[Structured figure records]
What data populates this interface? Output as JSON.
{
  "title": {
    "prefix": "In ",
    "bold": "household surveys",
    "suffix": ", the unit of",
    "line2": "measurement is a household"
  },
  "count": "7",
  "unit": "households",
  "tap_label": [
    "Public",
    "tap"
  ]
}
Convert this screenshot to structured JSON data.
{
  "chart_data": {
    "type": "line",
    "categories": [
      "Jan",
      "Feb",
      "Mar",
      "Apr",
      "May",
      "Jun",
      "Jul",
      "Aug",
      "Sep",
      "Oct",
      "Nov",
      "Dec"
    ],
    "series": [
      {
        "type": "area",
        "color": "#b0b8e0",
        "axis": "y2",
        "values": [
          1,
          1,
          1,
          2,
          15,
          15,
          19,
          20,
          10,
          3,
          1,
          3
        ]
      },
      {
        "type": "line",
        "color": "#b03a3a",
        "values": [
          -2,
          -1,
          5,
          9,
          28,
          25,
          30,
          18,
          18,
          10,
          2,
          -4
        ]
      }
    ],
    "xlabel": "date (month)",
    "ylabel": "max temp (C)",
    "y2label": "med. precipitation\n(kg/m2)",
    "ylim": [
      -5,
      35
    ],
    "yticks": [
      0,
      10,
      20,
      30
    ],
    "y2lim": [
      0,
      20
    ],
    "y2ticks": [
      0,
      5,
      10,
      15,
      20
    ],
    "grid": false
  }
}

» **Description of the task**
Print the material verbatim, all of it.

» **The answer**
What data populates this interface? Output as JSON.
{
  "title": {
    "prefix": "In ",
    "bold": "household surveys",
    "suffix": ", the unit of",
    "line2": "measurement is a household"
  },
  "count": "7",
  "unit": "households",
  "tap_label": [
    "Public",
    "tap"
  ]
}
Convert this screenshot to structured JSON data.
{
  "chart_data": {
    "type": "line",
    "categories": [
      "Jan",
      "Feb",
      "Mar",
      "Apr",
      "May",
      "Jun",
      "Jul",
      "Aug",
      "Sep",
      "Oct",
      "Nov",
      "Dec"
    ],
    "series": [
      {
        "type": "area",
        "color": "#b0b8e0",
        "axis": "y2",
        "values": [
          1,
          1,
          1,
          2,
          15,
          15,
          19,
          20,
          10,
          3,
          1,
          3
        ]
      },
      {
        "type": "line",
        "color": "#b03a3a",
        "values": [
          -2,
          -1,
          5,
          9,
          28,
          25,
          30,
          18,
          18,
          10,
          2,
          -4
        ]
      }
    ],
    "xlabel": "date (month)",
    "ylabel": "max temp (C)",
    "y2label": "med. precipitation\n(kg/m2)",
    "ylim": [
      -5,
      35
    ],
    "yticks": [
      0,
      10,
      20,
      30
    ],
    "y2lim": [
      0,
      20
    ],
    "y2ticks": [
      0,
      5,
      10,
      15,
      20
    ],
    "grid": false
  }
}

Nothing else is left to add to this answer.